RECORDS FOR THE TASK:

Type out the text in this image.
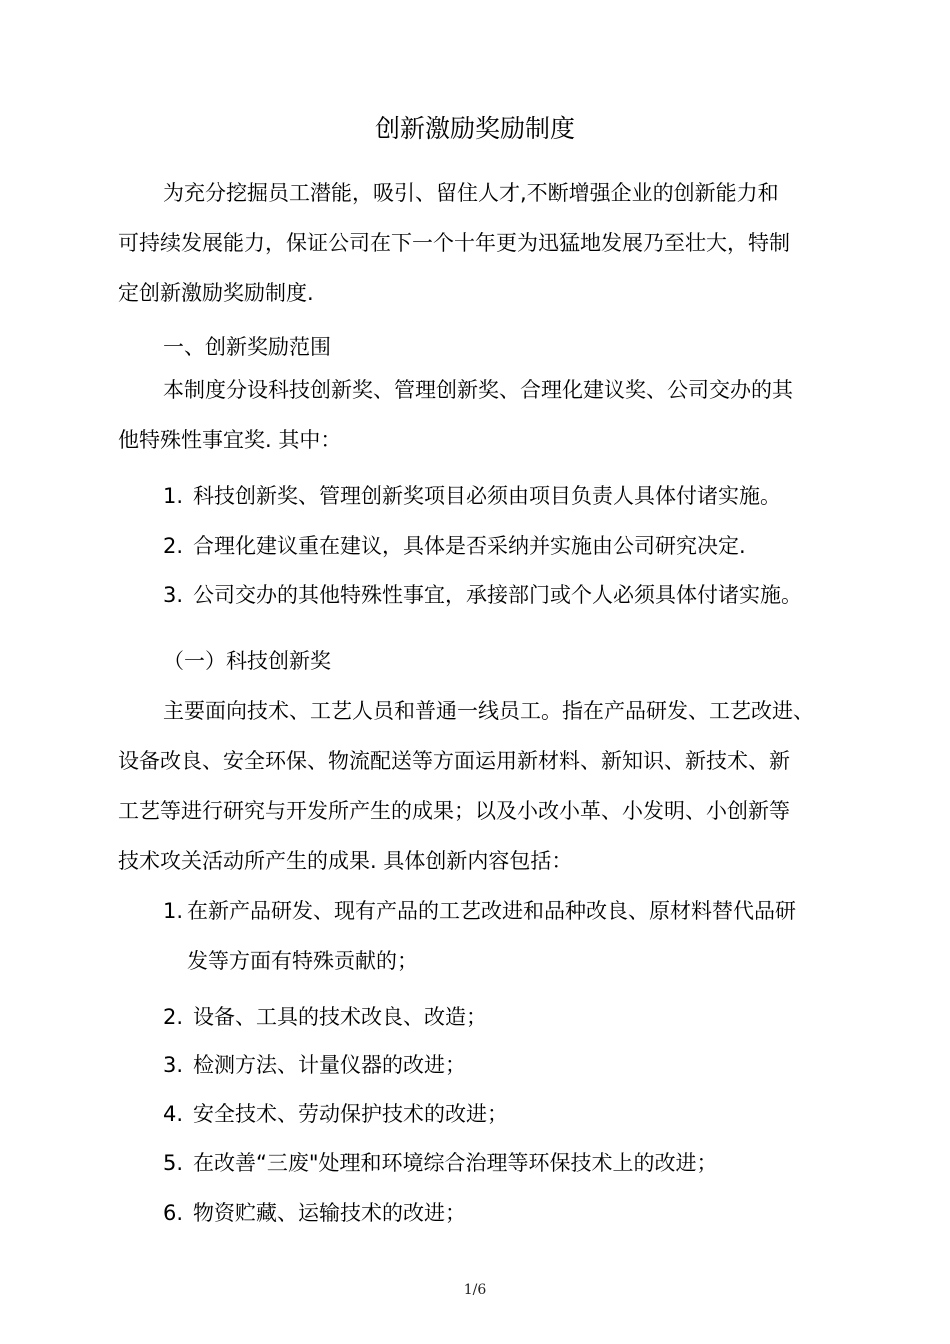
创新激励奖励制度
为充分挖掘员工潜能，吸引、留住人才,不断增强企业的创新能力和
可持续发展能力，保证公司在下一个十年更为迅猛地发展乃至壮大，特制
定创新激励奖励制度.
一、创新奖励范围
本制度分设科技创新奖、管理创新奖、合理化建议奖、公司交办的其
他特殊性事宜奖. 其中：
1. 科技创新奖、管理创新奖项目必须由项目负责人具体付诸实施。
2. 合理化建议重在建议，具体是否采纳并实施由公司研究决定.
3. 公司交办的其他特殊性事宜，承接部门或个人必须具体付诸实施。
（一）科技创新奖
主要面向技术、工艺人员和普通一线员工。指在产品研发、工艺改进、
设备改良、安全环保、物流配送等方面运用新材料、新知识、新技术、新
工艺等进行研究与开发所产生的成果；以及小改小革、小发明、小创新等
技术攻关活动所产生的成果. 具体创新内容包括：
1. 在新产品研发、现有产品的工艺改进和品种改良、原材料替代品研
发等方面有特殊贡献的；
2. 设备、工具的技术改良、改造；
3. 检测方法、计量仪器的改进；
4. 安全技术、劳动保护技术的改进；
5. 在改善“三废"处理和环境综合治理等环保技术上的改进；
6. 物资贮藏、运输技术的改进；
1/6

STATED PROBLEM: Output each line exactly; omit every picture.

FINISHED EXERCISE:
Type out the text in this image.
创新激励奖励制度
为充分挖掘员工潜能，吸引、留住人才,不断增强企业的创新能力和
可持续发展能力，保证公司在下一个十年更为迅猛地发展乃至壮大，特制
定创新激励奖励制度.
一、创新奖励范围
本制度分设科技创新奖、管理创新奖、合理化建议奖、公司交办的其
他特殊性事宜奖. 其中：
1. 科技创新奖、管理创新奖项目必须由项目负责人具体付诸实施。
2. 合理化建议重在建议，具体是否采纳并实施由公司研究决定.
3. 公司交办的其他特殊性事宜，承接部门或个人必须具体付诸实施。
（一）科技创新奖
主要面向技术、工艺人员和普通一线员工。指在产品研发、工艺改进、
设备改良、安全环保、物流配送等方面运用新材料、新知识、新技术、新
工艺等进行研究与开发所产生的成果；以及小改小革、小发明、小创新等
技术攻关活动所产生的成果. 具体创新内容包括：
1. 在新产品研发、现有产品的工艺改进和品种改良、原材料替代品研
发等方面有特殊贡献的；
2. 设备、工具的技术改良、改造；
3. 检测方法、计量仪器的改进；
4. 安全技术、劳动保护技术的改进；
5. 在改善“三废"处理和环境综合治理等环保技术上的改进；
6. 物资贮藏、运输技术的改进；
1/6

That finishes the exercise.